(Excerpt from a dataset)

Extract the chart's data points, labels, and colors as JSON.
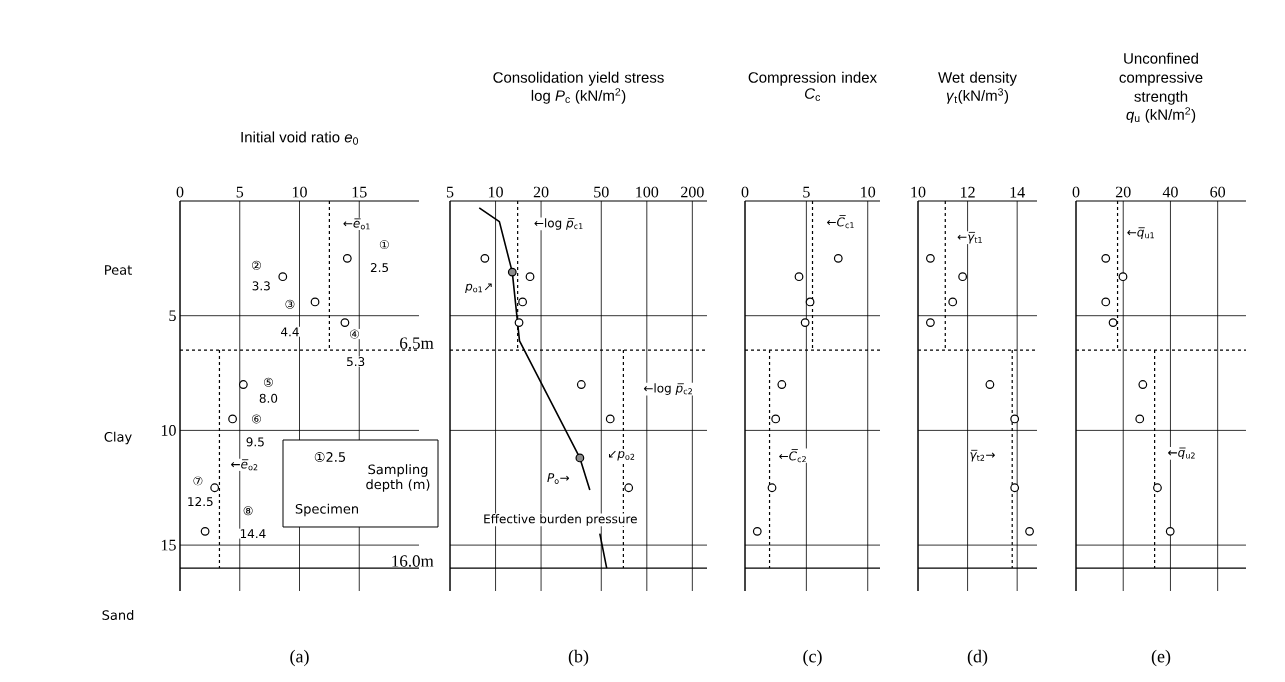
{
  "chart_data": [
    {
      "type": "scatter",
      "title": "Initial void ratio *e*$_{0}$",
      "xlabel": "(a)",
      "xlim": [
        0,
        20
      ],
      "xticks": [
        0,
        5,
        10,
        15
      ],
      "ylim": [
        17,
        0
      ],
      "yticks": [
        5,
        10,
        15
      ],
      "grid": true,
      "series": [
        {
          "marker": "circle",
          "color": "#000000",
          "x": [
            14.0,
            8.6,
            11.3,
            13.8,
            5.3,
            4.4,
            2.9,
            2.1
          ],
          "values": [
            2.5,
            3.3,
            4.4,
            5.3,
            8.0,
            9.5,
            12.5,
            14.4
          ]
        },
        {
          "type": "line",
          "marker": "none",
          "line_style": "dashed",
          "color": "#000000",
          "x": [
            12.5,
            12.5
          ],
          "values": [
            0,
            6.5
          ]
        },
        {
          "type": "line",
          "marker": "none",
          "line_style": "dashed",
          "color": "#000000",
          "x": [
            3.3,
            3.3
          ],
          "values": [
            6.5,
            16.0
          ]
        }
      ],
      "ref_lines": [
        {
          "axis": "y",
          "value": 6.5,
          "line_style": "dashed",
          "label": "6.5m"
        },
        {
          "axis": "y",
          "value": 16.0,
          "label": "16.0m"
        }
      ],
      "annotations": [
        "①",
        "2.5",
        "②",
        "3.3",
        "③",
        "4.4",
        "④",
        "5.3",
        "⑤",
        "8.0",
        "⑥",
        "9.5",
        "⑦",
        "12.5",
        "⑧",
        "14.4",
        "←*e̅*$_{o1}$",
        "←*e̅*$_{o2}$",
        "①2.5",
        "Sampling depth (m)",
        "Specimen",
        "Peat",
        "Clay",
        "Sand"
      ]
    },
    {
      "type": "scatter",
      "title": "Consolidation yield stress",
      "subtitle": "log *P*$_{c}$ (kN/m$^{2}$)",
      "xlabel": "(b)",
      "log": "x",
      "xlim": [
        5,
        250
      ],
      "xticks": [
        5,
        10,
        20,
        50,
        100,
        200
      ],
      "ylim": [
        17,
        0
      ],
      "yticks": [
        5,
        10,
        15
      ],
      "tick_labels": "x",
      "grid": true,
      "series": [
        {
          "marker": "circle",
          "color": "#000000",
          "x": [
            8.5,
            16.9,
            15.1,
            14.3,
            36.9,
            57.3,
            75.9
          ],
          "values": [
            2.5,
            3.3,
            4.4,
            5.3,
            8.0,
            9.5,
            12.5
          ]
        },
        {
          "marker": "circle",
          "color": "#8c8c8c",
          "x": [
            12.9,
            36.1
          ],
          "values": [
            3.1,
            11.2
          ]
        },
        {
          "type": "line",
          "marker": "none",
          "line_style": "solid",
          "color": "#000000",
          "x": [
            7.8,
            10.6,
            12.9,
            14.4,
            36.1,
            42.0,
            null,
            48.9,
            54.3
          ],
          "values": [
            0.3,
            0.9,
            3.1,
            6.1,
            11.2,
            12.6,
            null,
            14.5,
            16.0
          ]
        },
        {
          "type": "line",
          "marker": "none",
          "line_style": "dashed",
          "color": "#000000",
          "x": [
            14,
            14
          ],
          "values": [
            0,
            6.5
          ]
        },
        {
          "type": "line",
          "marker": "none",
          "line_style": "dashed",
          "color": "#000000",
          "x": [
            70,
            70
          ],
          "values": [
            6.5,
            16.0
          ]
        }
      ],
      "ref_lines": [
        {
          "axis": "y",
          "value": 6.5,
          "line_style": "dashed"
        },
        {
          "axis": "y",
          "value": 16.0
        }
      ],
      "annotations": [
        "←log *p̅*$_{c1}$",
        "*p*$_{o1}$↗",
        "↙*p*$_{o2}$",
        "*P*$_{o}$→",
        "Effective burden pressure",
        "←log *p̅*$_{c2}$"
      ]
    },
    {
      "type": "scatter",
      "title": "Compression index",
      "subtitle": "*C*$_{c}$",
      "xlabel": "(c)",
      "xlim": [
        0,
        11
      ],
      "xticks": [
        0,
        5,
        10
      ],
      "ylim": [
        17,
        0
      ],
      "yticks": [
        5,
        10,
        15
      ],
      "tick_labels": "x",
      "grid": true,
      "series": [
        {
          "marker": "circle",
          "color": "#000000",
          "x": [
            7.6,
            4.4,
            5.3,
            4.9,
            3.0,
            2.5,
            2.2,
            1.0
          ],
          "values": [
            2.5,
            3.3,
            4.4,
            5.3,
            8.0,
            9.5,
            12.5,
            14.4
          ]
        },
        {
          "type": "line",
          "marker": "none",
          "line_style": "dashed",
          "color": "#000000",
          "x": [
            5.5,
            5.5
          ],
          "values": [
            0,
            6.5
          ]
        },
        {
          "type": "line",
          "marker": "none",
          "line_style": "dashed",
          "color": "#000000",
          "x": [
            2.0,
            2.0
          ],
          "values": [
            6.5,
            16.0
          ]
        }
      ],
      "ref_lines": [
        {
          "axis": "y",
          "value": 6.5,
          "line_style": "dashed"
        },
        {
          "axis": "y",
          "value": 16.0
        }
      ],
      "annotations": [
        "←*C̅*$_{c1}$",
        "←*C̅*$_{c2}$"
      ]
    },
    {
      "type": "scatter",
      "title": "Wet density",
      "subtitle": "*γ*$_{t}$(kN/m$^{3}$)",
      "xlabel": "(d)",
      "xlim": [
        10,
        14.8
      ],
      "xticks": [
        10,
        12,
        14
      ],
      "ylim": [
        17,
        0
      ],
      "yticks": [
        5,
        10,
        15
      ],
      "tick_labels": "x",
      "grid": true,
      "series": [
        {
          "marker": "circle",
          "color": "#000000",
          "x": [
            10.5,
            11.8,
            11.4,
            10.5,
            12.9,
            13.9,
            13.9,
            14.5
          ],
          "values": [
            2.5,
            3.3,
            4.4,
            5.3,
            8.0,
            9.5,
            12.5,
            14.4
          ]
        },
        {
          "type": "line",
          "marker": "none",
          "line_style": "dashed",
          "color": "#000000",
          "x": [
            11.1,
            11.1
          ],
          "values": [
            0,
            6.5
          ]
        },
        {
          "type": "line",
          "marker": "none",
          "line_style": "dashed",
          "color": "#000000",
          "x": [
            13.8,
            13.8
          ],
          "values": [
            6.5,
            16.0
          ]
        }
      ],
      "ref_lines": [
        {
          "axis": "y",
          "value": 6.5,
          "line_style": "dashed"
        },
        {
          "axis": "y",
          "value": 16.0
        }
      ],
      "annotations": [
        "←*γ̅*$_{t1}$",
        "*γ̅*$_{t2}$→"
      ]
    },
    {
      "type": "scatter",
      "title": "Unconfined compressive strength",
      "subtitle": "*q*$_{u}$ (kN/m$^{2}$)",
      "xlabel": "(e)",
      "xlim": [
        0,
        72
      ],
      "xticks": [
        0,
        20,
        40,
        60
      ],
      "ylim": [
        17,
        0
      ],
      "yticks": [
        5,
        10,
        15
      ],
      "tick_labels": "x",
      "grid": true,
      "series": [
        {
          "marker": "circle",
          "color": "#000000",
          "x": [
            12.6,
            19.9,
            12.6,
            15.7,
            28.3,
            27.0,
            34.5,
            39.9
          ],
          "values": [
            2.5,
            3.3,
            4.4,
            5.3,
            8.0,
            9.5,
            12.5,
            14.4
          ]
        },
        {
          "type": "line",
          "marker": "none",
          "line_style": "dashed",
          "color": "#000000",
          "x": [
            17.6,
            17.6
          ],
          "values": [
            0,
            6.5
          ]
        },
        {
          "type": "line",
          "marker": "none",
          "line_style": "dashed",
          "color": "#000000",
          "x": [
            33.3,
            33.3
          ],
          "values": [
            6.5,
            16.0
          ]
        }
      ],
      "ref_lines": [
        {
          "axis": "y",
          "value": 6.5,
          "line_style": "dashed"
        },
        {
          "axis": "y",
          "value": 16.0
        }
      ],
      "annotations": [
        "←*q̅*$_{u1}$",
        "←*q̅*$_{u2}$"
      ]
    }
  ]
}
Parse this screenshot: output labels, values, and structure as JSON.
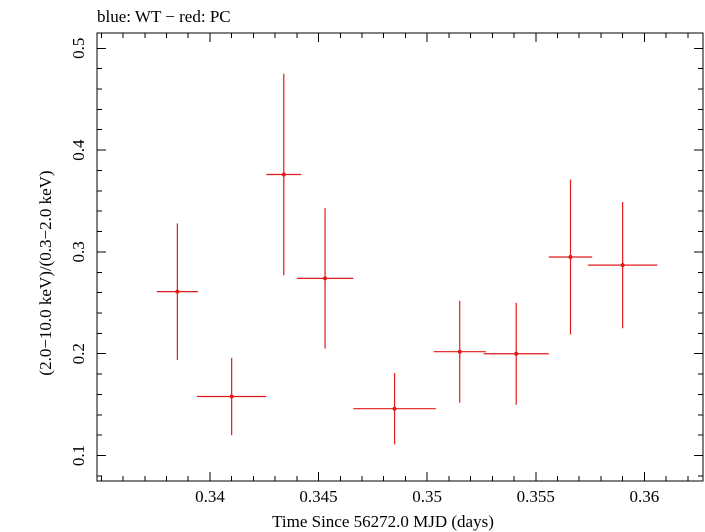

> [Goal of the exercise] Track down every line holding the string "JSON" and copy it.

> [Full response]
Extract the chart's data points, labels, and colors as JSON.
Parse this screenshot: output labels, values, and structure as JSON.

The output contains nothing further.